__Provided information__
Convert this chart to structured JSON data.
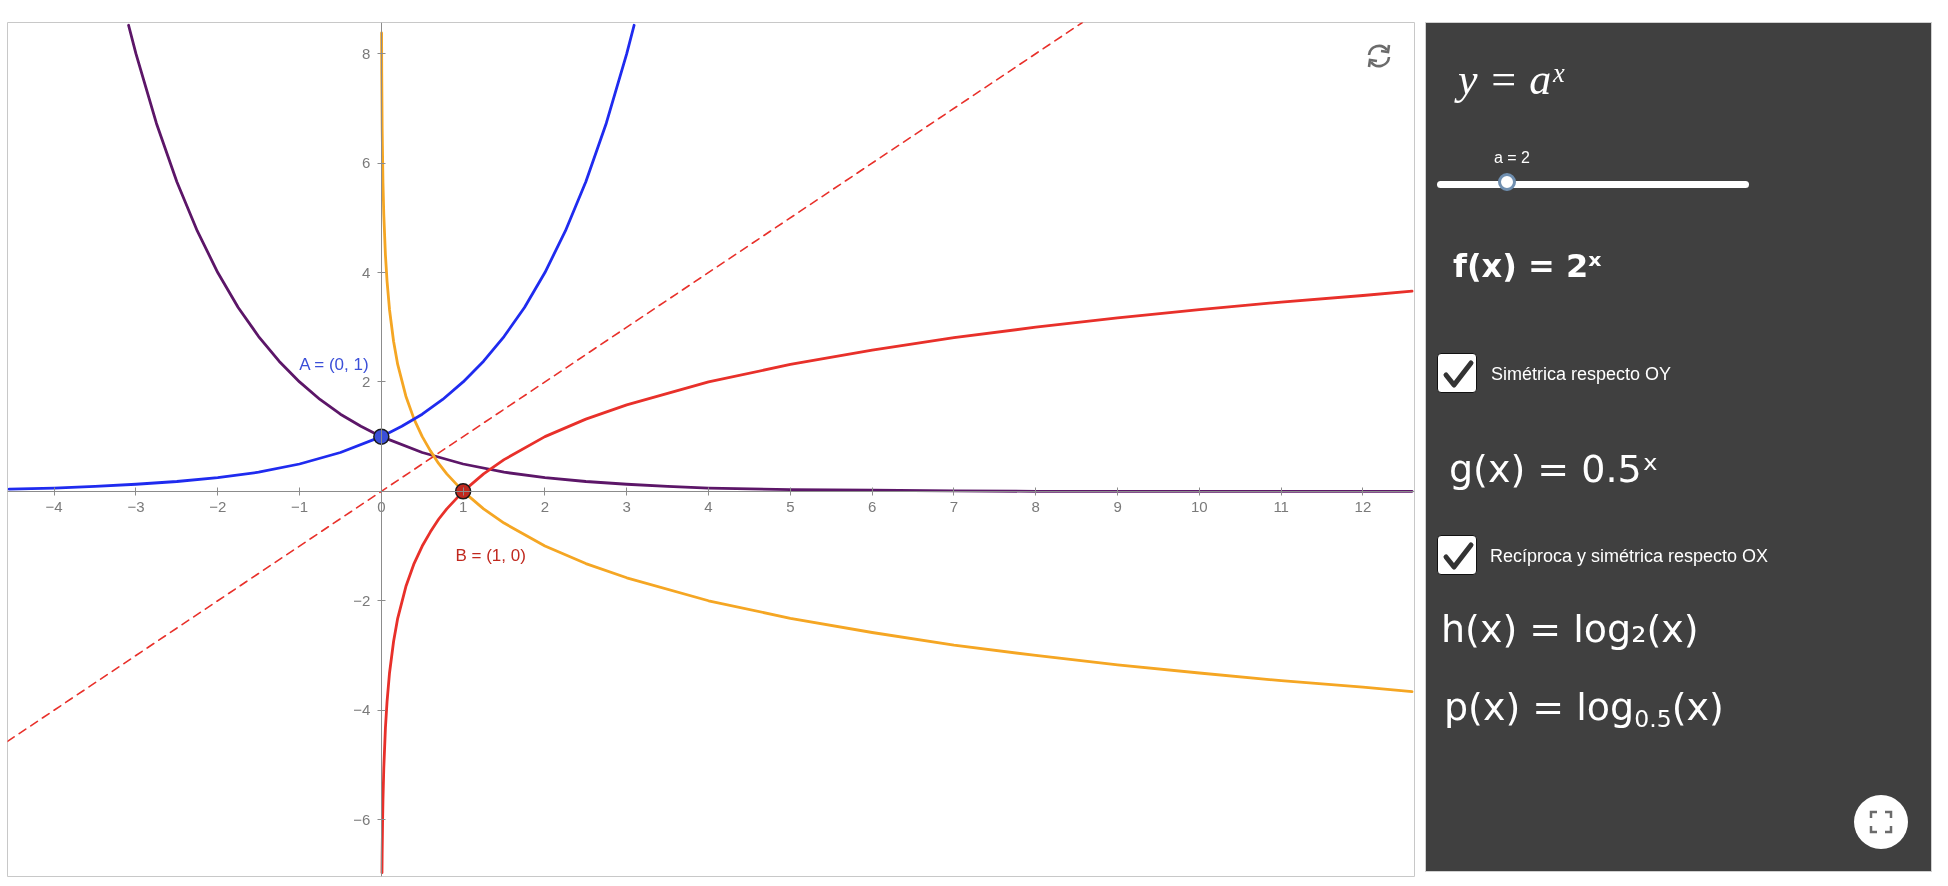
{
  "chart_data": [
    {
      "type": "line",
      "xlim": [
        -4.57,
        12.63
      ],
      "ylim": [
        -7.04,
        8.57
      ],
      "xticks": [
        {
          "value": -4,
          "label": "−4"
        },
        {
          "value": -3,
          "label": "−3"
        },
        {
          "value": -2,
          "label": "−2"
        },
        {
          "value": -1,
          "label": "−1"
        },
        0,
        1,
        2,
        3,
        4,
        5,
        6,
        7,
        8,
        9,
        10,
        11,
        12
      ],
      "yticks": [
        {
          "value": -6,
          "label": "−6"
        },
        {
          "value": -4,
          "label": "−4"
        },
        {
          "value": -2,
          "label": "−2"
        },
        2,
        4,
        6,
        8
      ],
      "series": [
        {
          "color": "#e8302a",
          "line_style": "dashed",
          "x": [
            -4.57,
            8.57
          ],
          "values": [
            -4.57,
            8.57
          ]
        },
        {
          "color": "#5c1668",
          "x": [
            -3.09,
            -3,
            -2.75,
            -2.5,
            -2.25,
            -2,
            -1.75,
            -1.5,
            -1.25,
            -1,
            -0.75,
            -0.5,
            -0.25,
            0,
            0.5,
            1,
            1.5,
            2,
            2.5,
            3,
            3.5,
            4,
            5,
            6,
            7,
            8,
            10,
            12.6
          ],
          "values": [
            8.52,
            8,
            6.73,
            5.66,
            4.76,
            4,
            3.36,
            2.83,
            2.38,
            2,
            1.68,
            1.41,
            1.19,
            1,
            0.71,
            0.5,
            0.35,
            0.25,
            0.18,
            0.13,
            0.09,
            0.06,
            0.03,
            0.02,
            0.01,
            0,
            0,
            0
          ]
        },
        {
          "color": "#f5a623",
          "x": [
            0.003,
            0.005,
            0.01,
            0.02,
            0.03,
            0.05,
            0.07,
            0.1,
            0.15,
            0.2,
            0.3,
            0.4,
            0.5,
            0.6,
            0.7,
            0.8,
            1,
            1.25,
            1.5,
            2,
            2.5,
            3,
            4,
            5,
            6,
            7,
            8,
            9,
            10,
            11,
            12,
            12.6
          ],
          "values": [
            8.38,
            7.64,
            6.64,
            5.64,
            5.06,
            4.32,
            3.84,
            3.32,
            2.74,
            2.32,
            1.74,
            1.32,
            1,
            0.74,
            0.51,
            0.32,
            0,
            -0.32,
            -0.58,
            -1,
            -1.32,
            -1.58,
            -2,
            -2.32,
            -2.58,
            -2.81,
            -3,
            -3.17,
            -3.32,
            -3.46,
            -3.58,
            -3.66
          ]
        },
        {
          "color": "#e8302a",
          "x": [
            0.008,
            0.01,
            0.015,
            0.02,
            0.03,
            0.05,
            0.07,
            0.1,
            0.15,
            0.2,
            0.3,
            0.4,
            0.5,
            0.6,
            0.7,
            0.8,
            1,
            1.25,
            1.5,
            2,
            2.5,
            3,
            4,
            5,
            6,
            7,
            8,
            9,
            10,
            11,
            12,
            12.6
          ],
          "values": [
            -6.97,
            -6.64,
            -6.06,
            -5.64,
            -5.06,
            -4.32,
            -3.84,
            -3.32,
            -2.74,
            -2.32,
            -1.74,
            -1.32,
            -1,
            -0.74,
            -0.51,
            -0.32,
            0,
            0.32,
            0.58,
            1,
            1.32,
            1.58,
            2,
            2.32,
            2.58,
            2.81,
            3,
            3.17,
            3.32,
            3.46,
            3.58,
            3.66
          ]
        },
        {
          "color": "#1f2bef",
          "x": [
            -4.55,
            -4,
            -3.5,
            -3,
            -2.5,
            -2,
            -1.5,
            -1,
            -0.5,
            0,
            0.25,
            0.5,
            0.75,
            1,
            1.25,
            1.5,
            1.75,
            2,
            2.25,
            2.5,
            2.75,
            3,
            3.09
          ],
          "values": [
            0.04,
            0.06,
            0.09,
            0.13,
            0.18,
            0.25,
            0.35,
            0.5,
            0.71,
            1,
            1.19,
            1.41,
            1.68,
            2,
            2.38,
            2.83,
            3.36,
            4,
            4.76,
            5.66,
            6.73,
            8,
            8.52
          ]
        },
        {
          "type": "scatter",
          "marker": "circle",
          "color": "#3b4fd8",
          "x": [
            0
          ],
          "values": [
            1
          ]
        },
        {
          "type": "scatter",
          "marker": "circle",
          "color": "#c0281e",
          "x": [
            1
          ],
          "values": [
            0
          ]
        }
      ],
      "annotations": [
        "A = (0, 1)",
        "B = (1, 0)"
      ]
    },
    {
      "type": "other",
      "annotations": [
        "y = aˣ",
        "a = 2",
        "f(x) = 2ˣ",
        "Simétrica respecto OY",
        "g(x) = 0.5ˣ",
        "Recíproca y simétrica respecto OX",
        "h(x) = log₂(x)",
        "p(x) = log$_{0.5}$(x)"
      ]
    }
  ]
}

__Exercise objective__
Copy the records exactly. Skip the pictures.

__Output for this task__
Convert this chart to structured JSON data.
{
  "chart_data": [
    {
      "type": "line",
      "xlim": [
        -4.57,
        12.63
      ],
      "ylim": [
        -7.04,
        8.57
      ],
      "xticks": [
        {
          "value": -4,
          "label": "−4"
        },
        {
          "value": -3,
          "label": "−3"
        },
        {
          "value": -2,
          "label": "−2"
        },
        {
          "value": -1,
          "label": "−1"
        },
        0,
        1,
        2,
        3,
        4,
        5,
        6,
        7,
        8,
        9,
        10,
        11,
        12
      ],
      "yticks": [
        {
          "value": -6,
          "label": "−6"
        },
        {
          "value": -4,
          "label": "−4"
        },
        {
          "value": -2,
          "label": "−2"
        },
        2,
        4,
        6,
        8
      ],
      "series": [
        {
          "color": "#e8302a",
          "line_style": "dashed",
          "x": [
            -4.57,
            8.57
          ],
          "values": [
            -4.57,
            8.57
          ]
        },
        {
          "color": "#5c1668",
          "x": [
            -3.09,
            -3,
            -2.75,
            -2.5,
            -2.25,
            -2,
            -1.75,
            -1.5,
            -1.25,
            -1,
            -0.75,
            -0.5,
            -0.25,
            0,
            0.5,
            1,
            1.5,
            2,
            2.5,
            3,
            3.5,
            4,
            5,
            6,
            7,
            8,
            10,
            12.6
          ],
          "values": [
            8.52,
            8,
            6.73,
            5.66,
            4.76,
            4,
            3.36,
            2.83,
            2.38,
            2,
            1.68,
            1.41,
            1.19,
            1,
            0.71,
            0.5,
            0.35,
            0.25,
            0.18,
            0.13,
            0.09,
            0.06,
            0.03,
            0.02,
            0.01,
            0,
            0,
            0
          ]
        },
        {
          "color": "#f5a623",
          "x": [
            0.003,
            0.005,
            0.01,
            0.02,
            0.03,
            0.05,
            0.07,
            0.1,
            0.15,
            0.2,
            0.3,
            0.4,
            0.5,
            0.6,
            0.7,
            0.8,
            1,
            1.25,
            1.5,
            2,
            2.5,
            3,
            4,
            5,
            6,
            7,
            8,
            9,
            10,
            11,
            12,
            12.6
          ],
          "values": [
            8.38,
            7.64,
            6.64,
            5.64,
            5.06,
            4.32,
            3.84,
            3.32,
            2.74,
            2.32,
            1.74,
            1.32,
            1,
            0.74,
            0.51,
            0.32,
            0,
            -0.32,
            -0.58,
            -1,
            -1.32,
            -1.58,
            -2,
            -2.32,
            -2.58,
            -2.81,
            -3,
            -3.17,
            -3.32,
            -3.46,
            -3.58,
            -3.66
          ]
        },
        {
          "color": "#e8302a",
          "x": [
            0.008,
            0.01,
            0.015,
            0.02,
            0.03,
            0.05,
            0.07,
            0.1,
            0.15,
            0.2,
            0.3,
            0.4,
            0.5,
            0.6,
            0.7,
            0.8,
            1,
            1.25,
            1.5,
            2,
            2.5,
            3,
            4,
            5,
            6,
            7,
            8,
            9,
            10,
            11,
            12,
            12.6
          ],
          "values": [
            -6.97,
            -6.64,
            -6.06,
            -5.64,
            -5.06,
            -4.32,
            -3.84,
            -3.32,
            -2.74,
            -2.32,
            -1.74,
            -1.32,
            -1,
            -0.74,
            -0.51,
            -0.32,
            0,
            0.32,
            0.58,
            1,
            1.32,
            1.58,
            2,
            2.32,
            2.58,
            2.81,
            3,
            3.17,
            3.32,
            3.46,
            3.58,
            3.66
          ]
        },
        {
          "color": "#1f2bef",
          "x": [
            -4.55,
            -4,
            -3.5,
            -3,
            -2.5,
            -2,
            -1.5,
            -1,
            -0.5,
            0,
            0.25,
            0.5,
            0.75,
            1,
            1.25,
            1.5,
            1.75,
            2,
            2.25,
            2.5,
            2.75,
            3,
            3.09
          ],
          "values": [
            0.04,
            0.06,
            0.09,
            0.13,
            0.18,
            0.25,
            0.35,
            0.5,
            0.71,
            1,
            1.19,
            1.41,
            1.68,
            2,
            2.38,
            2.83,
            3.36,
            4,
            4.76,
            5.66,
            6.73,
            8,
            8.52
          ]
        },
        {
          "type": "scatter",
          "marker": "circle",
          "color": "#3b4fd8",
          "x": [
            0
          ],
          "values": [
            1
          ]
        },
        {
          "type": "scatter",
          "marker": "circle",
          "color": "#c0281e",
          "x": [
            1
          ],
          "values": [
            0
          ]
        }
      ],
      "annotations": [
        "A = (0, 1)",
        "B = (1, 0)"
      ]
    },
    {
      "type": "other",
      "annotations": [
        "y = aˣ",
        "a = 2",
        "f(x) = 2ˣ",
        "Simétrica respecto OY",
        "g(x) = 0.5ˣ",
        "Recíproca y simétrica respecto OX",
        "h(x) = log₂(x)",
        "p(x) = log$_{0.5}$(x)"
      ]
    }
  ]
}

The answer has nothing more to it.